# Written request:
Extract every line of the records below that contains the word "only", matching case exactly.

(Annotated element listings)
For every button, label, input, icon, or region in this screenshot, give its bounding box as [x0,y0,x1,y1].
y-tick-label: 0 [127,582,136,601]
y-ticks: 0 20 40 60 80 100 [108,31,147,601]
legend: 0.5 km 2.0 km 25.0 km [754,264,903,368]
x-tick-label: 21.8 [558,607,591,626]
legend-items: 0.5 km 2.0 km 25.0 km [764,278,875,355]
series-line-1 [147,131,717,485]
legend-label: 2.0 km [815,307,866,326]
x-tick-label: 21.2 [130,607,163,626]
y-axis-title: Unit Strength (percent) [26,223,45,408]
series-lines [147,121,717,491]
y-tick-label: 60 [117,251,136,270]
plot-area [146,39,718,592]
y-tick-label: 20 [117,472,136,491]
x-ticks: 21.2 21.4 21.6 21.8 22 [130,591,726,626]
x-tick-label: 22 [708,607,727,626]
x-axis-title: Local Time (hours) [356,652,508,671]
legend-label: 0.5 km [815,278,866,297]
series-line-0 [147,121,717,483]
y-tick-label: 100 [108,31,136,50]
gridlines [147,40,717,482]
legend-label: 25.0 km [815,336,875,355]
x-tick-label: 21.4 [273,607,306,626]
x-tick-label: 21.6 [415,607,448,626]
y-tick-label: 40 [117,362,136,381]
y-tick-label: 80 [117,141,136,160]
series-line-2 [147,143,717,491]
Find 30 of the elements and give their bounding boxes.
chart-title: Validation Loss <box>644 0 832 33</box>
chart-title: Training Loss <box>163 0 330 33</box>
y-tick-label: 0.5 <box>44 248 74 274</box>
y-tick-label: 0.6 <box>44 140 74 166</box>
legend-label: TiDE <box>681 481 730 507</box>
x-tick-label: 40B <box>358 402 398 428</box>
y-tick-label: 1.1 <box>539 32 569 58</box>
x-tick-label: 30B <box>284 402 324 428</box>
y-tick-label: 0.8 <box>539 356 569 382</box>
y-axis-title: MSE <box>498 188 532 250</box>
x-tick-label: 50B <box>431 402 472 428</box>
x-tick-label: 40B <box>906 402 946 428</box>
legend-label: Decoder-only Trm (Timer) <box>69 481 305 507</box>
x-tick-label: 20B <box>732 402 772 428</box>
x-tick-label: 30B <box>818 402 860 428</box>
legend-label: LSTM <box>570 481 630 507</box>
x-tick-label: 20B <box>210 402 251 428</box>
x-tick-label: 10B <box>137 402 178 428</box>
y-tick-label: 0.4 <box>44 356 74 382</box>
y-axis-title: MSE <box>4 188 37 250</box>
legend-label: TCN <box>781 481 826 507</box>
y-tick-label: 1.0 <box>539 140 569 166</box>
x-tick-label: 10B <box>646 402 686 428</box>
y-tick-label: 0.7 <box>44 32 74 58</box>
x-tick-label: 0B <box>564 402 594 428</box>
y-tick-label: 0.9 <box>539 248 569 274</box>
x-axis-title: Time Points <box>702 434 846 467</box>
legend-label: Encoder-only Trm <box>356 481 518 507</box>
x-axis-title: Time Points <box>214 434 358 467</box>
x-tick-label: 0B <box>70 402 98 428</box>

# Task answer:
legend-label: Decoder-only Trm (Timer) <box>69 481 305 507</box>
legend-label: Encoder-only Trm <box>356 481 518 507</box>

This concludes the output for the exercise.